-- Written request --
Produce an exact copy of all the data below, dropping every image.

-- Material for this exercise --
·····
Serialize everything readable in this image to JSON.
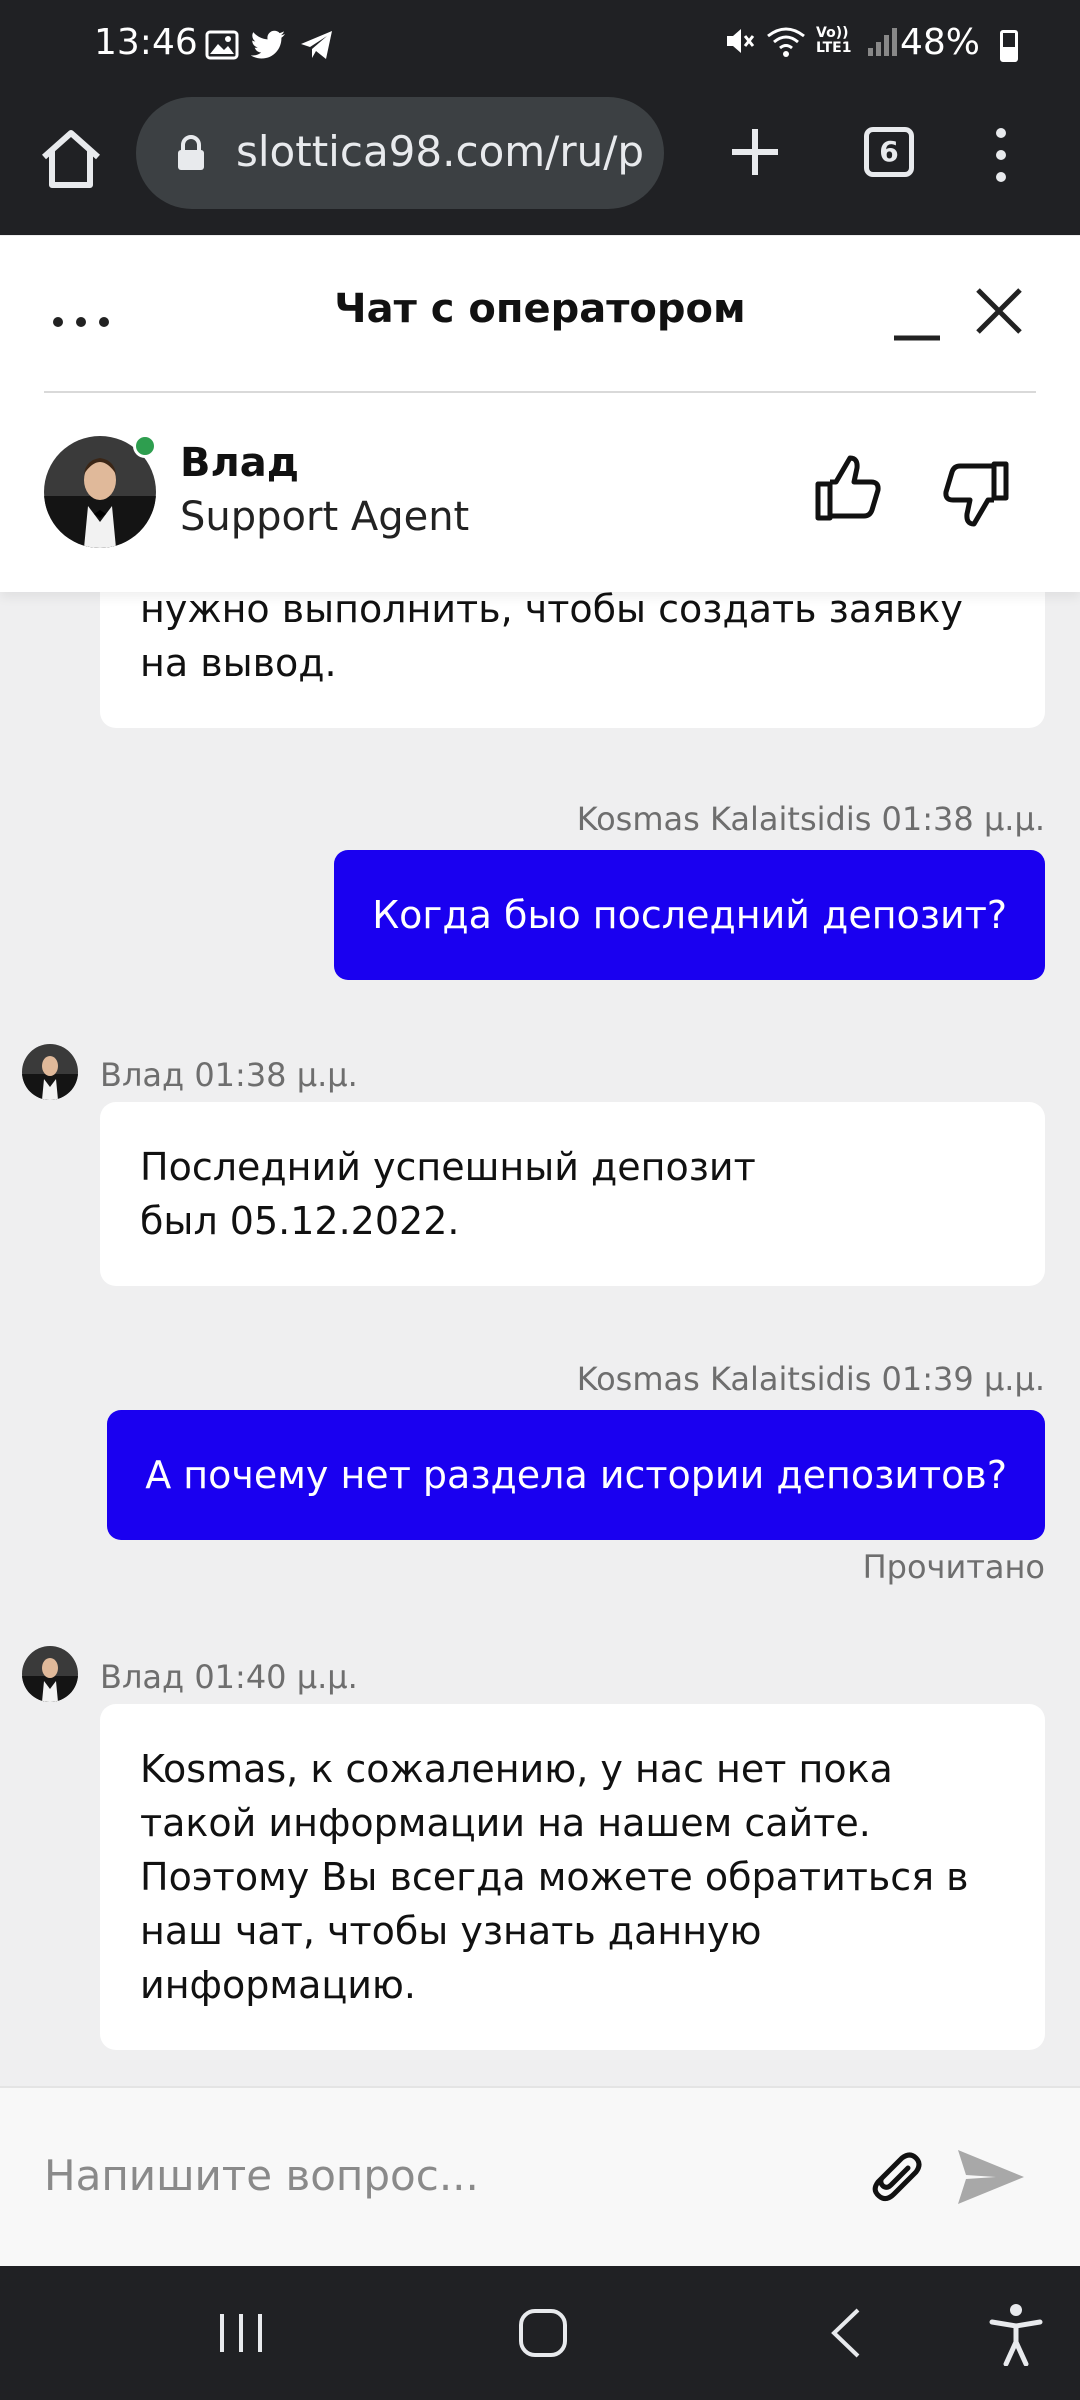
{
  "status_bar": {
    "time": "13:46",
    "battery": "48%",
    "icons_left": [
      "gallery-icon",
      "twitter-icon",
      "telegram-icon"
    ],
    "icons_right": [
      "mute-icon",
      "wifi-icon",
      "volte-icon",
      "signal-icon",
      "battery-icon"
    ],
    "volte_label": "Vo)) LTE1"
  },
  "browser": {
    "url": "slottica98.com/ru/p",
    "tab_count": "6"
  },
  "chat": {
    "title": "Чат с оператором",
    "agent_name": "Влад",
    "agent_role": "Support Agent",
    "online": true,
    "accent_color": "#1a00f0"
  },
  "messages": [
    {
      "from": "agent",
      "text": "нужно выполнить, чтобы создать заявку на вывод."
    },
    {
      "from": "user",
      "meta": "Kosmas Kalaitsidis 01:38 μ.μ.",
      "text": "Когда быо последний депозит?"
    },
    {
      "from": "agent",
      "meta": "Влад 01:38 μ.μ.",
      "text": "Последний успешный депозит был 05.12.2022."
    },
    {
      "from": "user",
      "meta": "Kosmas Kalaitsidis 01:39 μ.μ.",
      "text": "А почему нет раздела истории депозитов?",
      "status": "Прочитано"
    },
    {
      "from": "agent",
      "meta": "Влад 01:40 μ.μ.",
      "text": "Kosmas, к сожалению, у нас нет пока такой информации на нашем сайте. Поэтому Вы всегда можете обратиться в наш чат, чтобы узнать данную информацию."
    }
  ],
  "input": {
    "placeholder": "Напишите вопрос..."
  }
}
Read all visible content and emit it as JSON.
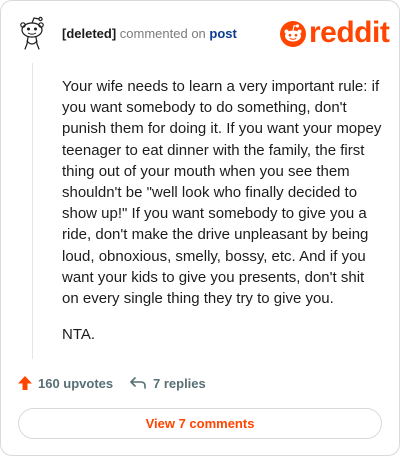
{
  "comment": {
    "author": "[deleted]",
    "action_text": "commented on",
    "post_link_text": "post",
    "body": [
      "Your wife needs to learn a very important rule: if you want somebody to do something, don't punish them for doing it. If you want your mopey teenager to eat dinner with the family, the first thing out of your mouth when you see them shouldn't be \"well look who finally decided to show up!\" If you want somebody to give you a ride, don't make the drive unpleasant by being loud, obnoxious, smelly, bossy, etc. And if you want your kids to give you presents, don't shit on every single thing they try to give you.",
      "NTA."
    ]
  },
  "logo": {
    "wordmark": "reddit"
  },
  "stats": {
    "upvotes": "160 upvotes",
    "replies": "7 replies"
  },
  "view_button": {
    "label": "View 7 comments"
  },
  "colors": {
    "brand": "#ff4500",
    "link": "#0a3d91",
    "muted": "#7c7c7c"
  },
  "icons": {
    "avatar": "snoo-avatar-icon",
    "upvote": "upvote-arrow-icon",
    "reply": "reply-arrow-icon",
    "logo": "reddit-snoo-icon"
  }
}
·····
-- Final result --
Serialize everything readable in this image to JSON.
{
  "status_bar": {
    "time": "13:46",
    "battery": "48%",
    "icons_left": [
      "gallery-icon",
      "twitter-icon",
      "telegram-icon"
    ],
    "icons_right": [
      "mute-icon",
      "wifi-icon",
      "volte-icon",
      "signal-icon",
      "battery-icon"
    ],
    "volte_label": "Vo)) LTE1"
  },
  "browser": {
    "url": "slottica98.com/ru/p",
    "tab_count": "6"
  },
  "chat": {
    "title": "Чат с оператором",
    "agent_name": "Влад",
    "agent_role": "Support Agent",
    "online": true,
    "accent_color": "#1a00f0"
  },
  "messages": [
    {
      "from": "agent",
      "text": "нужно выполнить, чтобы создать заявку на вывод."
    },
    {
      "from": "user",
      "meta": "Kosmas Kalaitsidis 01:38 μ.μ.",
      "text": "Когда быо последний депозит?"
    },
    {
      "from": "agent",
      "meta": "Влад 01:38 μ.μ.",
      "text": "Последний успешный депозит был 05.12.2022."
    },
    {
      "from": "user",
      "meta": "Kosmas Kalaitsidis 01:39 μ.μ.",
      "text": "А почему нет раздела истории депозитов?",
      "status": "Прочитано"
    },
    {
      "from": "agent",
      "meta": "Влад 01:40 μ.μ.",
      "text": "Kosmas, к сожалению, у нас нет пока такой информации на нашем сайте. Поэтому Вы всегда можете обратиться в наш чат, чтобы узнать данную информацию."
    }
  ],
  "input": {
    "placeholder": "Напишите вопрос..."
  }
}
Read all visible content and emit it as JSON.
{
  "comment": {
    "author": "[deleted]",
    "action_text": "commented on",
    "post_link_text": "post",
    "body": [
      "Your wife needs to learn a very important rule: if you want somebody to do something, don't punish them for doing it. If you want your mopey teenager to eat dinner with the family, the first thing out of your mouth when you see them shouldn't be \"well look who finally decided to show up!\" If you want somebody to give you a ride, don't make the drive unpleasant by being loud, obnoxious, smelly, bossy, etc. And if you want your kids to give you presents, don't shit on every single thing they try to give you.",
      "NTA."
    ]
  },
  "logo": {
    "wordmark": "reddit"
  },
  "stats": {
    "upvotes": "160 upvotes",
    "replies": "7 replies"
  },
  "view_button": {
    "label": "View 7 comments"
  },
  "colors": {
    "brand": "#ff4500",
    "link": "#0a3d91",
    "muted": "#7c7c7c"
  },
  "icons": {
    "avatar": "snoo-avatar-icon",
    "upvote": "upvote-arrow-icon",
    "reply": "reply-arrow-icon",
    "logo": "reddit-snoo-icon"
  }
}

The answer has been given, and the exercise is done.